Instruction
Locate the string "Unconstrained" in the listing below. Copy every line where it is found.

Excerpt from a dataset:

◇ ◇ ◇

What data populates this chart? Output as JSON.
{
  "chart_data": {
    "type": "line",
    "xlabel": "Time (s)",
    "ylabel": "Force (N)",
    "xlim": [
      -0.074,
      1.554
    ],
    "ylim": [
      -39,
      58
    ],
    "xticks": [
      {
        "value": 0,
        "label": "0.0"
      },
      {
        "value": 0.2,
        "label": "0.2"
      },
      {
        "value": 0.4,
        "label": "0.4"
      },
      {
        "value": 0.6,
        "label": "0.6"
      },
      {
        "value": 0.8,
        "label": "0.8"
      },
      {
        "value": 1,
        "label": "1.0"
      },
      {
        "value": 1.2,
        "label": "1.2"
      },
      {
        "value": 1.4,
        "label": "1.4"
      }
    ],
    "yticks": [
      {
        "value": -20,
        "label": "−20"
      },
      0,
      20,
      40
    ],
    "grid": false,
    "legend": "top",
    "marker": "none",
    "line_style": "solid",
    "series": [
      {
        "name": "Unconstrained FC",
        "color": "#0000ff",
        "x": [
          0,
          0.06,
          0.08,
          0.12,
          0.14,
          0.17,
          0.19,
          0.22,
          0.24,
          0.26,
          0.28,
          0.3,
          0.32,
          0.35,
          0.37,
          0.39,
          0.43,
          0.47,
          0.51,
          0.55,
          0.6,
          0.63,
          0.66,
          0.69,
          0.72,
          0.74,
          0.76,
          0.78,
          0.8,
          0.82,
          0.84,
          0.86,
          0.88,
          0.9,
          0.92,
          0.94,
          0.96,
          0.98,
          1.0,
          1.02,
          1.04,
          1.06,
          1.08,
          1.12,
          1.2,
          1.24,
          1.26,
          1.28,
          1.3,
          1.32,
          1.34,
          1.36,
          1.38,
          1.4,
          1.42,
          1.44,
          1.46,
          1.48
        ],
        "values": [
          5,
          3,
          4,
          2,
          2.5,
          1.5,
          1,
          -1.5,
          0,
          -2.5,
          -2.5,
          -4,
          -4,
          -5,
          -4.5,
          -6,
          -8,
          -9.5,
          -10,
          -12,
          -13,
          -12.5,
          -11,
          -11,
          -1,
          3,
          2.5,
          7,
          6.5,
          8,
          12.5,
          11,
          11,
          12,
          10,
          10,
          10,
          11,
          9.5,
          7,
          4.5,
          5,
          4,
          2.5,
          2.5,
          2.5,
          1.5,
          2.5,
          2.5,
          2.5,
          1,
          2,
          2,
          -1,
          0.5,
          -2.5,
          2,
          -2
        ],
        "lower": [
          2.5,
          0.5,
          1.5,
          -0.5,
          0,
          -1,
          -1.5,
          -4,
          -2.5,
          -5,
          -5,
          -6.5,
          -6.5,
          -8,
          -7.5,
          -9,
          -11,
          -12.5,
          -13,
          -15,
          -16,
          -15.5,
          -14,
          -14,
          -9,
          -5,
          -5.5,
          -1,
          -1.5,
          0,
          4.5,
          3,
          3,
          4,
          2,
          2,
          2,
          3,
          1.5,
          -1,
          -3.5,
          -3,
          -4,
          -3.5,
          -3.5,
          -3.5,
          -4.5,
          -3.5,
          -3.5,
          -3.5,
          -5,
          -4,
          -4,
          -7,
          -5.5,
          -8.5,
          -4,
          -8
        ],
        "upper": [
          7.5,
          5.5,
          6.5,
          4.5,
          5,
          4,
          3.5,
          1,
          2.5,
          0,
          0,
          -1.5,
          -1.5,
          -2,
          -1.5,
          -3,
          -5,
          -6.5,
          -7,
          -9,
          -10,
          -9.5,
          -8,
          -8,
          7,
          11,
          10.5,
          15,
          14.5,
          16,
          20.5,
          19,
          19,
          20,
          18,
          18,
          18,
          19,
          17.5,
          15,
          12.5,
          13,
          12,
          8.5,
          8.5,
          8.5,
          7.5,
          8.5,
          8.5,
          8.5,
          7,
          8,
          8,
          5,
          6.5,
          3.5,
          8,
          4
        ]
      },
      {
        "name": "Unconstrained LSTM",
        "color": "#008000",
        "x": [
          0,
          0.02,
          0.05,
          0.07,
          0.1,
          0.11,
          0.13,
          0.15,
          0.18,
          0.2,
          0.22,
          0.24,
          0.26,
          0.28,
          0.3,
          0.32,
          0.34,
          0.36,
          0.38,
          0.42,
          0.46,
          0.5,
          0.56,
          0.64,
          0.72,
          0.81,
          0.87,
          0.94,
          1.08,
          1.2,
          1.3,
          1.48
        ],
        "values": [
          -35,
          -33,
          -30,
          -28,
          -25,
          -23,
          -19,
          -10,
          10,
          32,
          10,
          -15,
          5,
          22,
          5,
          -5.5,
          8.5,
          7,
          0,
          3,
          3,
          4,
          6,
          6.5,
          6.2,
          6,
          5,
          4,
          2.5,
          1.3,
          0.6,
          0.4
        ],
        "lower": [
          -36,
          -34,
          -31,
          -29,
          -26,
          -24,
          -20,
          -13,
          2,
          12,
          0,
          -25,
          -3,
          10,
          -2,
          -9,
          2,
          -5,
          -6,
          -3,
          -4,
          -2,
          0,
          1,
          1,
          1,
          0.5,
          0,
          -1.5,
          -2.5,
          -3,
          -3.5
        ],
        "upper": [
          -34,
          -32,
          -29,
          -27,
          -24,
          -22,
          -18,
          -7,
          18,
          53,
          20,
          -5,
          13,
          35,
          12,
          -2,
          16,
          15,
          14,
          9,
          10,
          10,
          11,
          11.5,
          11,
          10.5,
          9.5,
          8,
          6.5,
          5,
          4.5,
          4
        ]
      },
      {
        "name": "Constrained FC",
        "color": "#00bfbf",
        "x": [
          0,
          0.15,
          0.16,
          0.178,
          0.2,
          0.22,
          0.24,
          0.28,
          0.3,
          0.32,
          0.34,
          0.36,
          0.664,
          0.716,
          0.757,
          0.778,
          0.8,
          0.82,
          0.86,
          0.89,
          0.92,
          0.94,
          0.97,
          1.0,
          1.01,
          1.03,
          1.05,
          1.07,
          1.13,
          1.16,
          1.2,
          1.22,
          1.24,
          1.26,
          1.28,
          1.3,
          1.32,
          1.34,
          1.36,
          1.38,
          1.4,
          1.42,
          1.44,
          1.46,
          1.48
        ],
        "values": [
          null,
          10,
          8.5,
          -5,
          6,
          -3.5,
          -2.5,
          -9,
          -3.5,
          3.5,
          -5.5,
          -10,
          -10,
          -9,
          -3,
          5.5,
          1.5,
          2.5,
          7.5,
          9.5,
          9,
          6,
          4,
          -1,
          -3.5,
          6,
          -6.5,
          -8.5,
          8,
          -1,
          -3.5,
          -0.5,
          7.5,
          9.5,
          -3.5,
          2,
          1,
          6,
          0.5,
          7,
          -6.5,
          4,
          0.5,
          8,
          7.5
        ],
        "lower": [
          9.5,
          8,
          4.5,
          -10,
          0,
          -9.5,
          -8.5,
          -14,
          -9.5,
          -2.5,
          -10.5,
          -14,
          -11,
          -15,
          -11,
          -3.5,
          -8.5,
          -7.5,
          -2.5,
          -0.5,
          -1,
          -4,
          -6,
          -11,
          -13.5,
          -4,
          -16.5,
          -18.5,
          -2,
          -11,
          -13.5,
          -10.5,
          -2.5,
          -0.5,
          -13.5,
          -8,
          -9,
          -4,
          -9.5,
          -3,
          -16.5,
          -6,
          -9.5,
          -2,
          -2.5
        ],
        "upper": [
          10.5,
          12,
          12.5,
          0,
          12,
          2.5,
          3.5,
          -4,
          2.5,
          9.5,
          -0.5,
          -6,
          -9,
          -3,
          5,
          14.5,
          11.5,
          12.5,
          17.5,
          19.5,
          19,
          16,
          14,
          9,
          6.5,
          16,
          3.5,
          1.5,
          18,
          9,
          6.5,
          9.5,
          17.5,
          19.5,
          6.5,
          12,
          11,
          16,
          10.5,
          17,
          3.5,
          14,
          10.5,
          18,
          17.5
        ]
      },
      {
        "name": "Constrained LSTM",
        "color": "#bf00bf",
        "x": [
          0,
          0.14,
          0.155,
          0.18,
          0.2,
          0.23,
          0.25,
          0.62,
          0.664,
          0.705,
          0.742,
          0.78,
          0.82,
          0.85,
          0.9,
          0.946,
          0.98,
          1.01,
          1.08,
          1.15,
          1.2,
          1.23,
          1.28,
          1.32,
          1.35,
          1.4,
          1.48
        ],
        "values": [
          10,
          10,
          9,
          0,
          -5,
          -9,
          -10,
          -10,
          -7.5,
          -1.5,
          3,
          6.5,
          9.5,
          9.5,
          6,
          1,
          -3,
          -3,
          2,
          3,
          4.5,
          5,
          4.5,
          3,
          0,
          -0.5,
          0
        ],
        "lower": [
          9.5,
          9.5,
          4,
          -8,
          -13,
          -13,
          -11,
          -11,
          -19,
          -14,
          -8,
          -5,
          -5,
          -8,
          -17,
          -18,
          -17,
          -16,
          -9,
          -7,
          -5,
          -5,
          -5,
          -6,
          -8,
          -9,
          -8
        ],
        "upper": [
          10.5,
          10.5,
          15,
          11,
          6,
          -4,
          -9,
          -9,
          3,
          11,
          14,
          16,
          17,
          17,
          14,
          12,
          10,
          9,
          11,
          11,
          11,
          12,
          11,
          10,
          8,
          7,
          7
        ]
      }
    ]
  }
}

◇ ◇ ◇

Exercise solution
        "name": "Unconstrained FC",
        "name": "Unconstrained LSTM",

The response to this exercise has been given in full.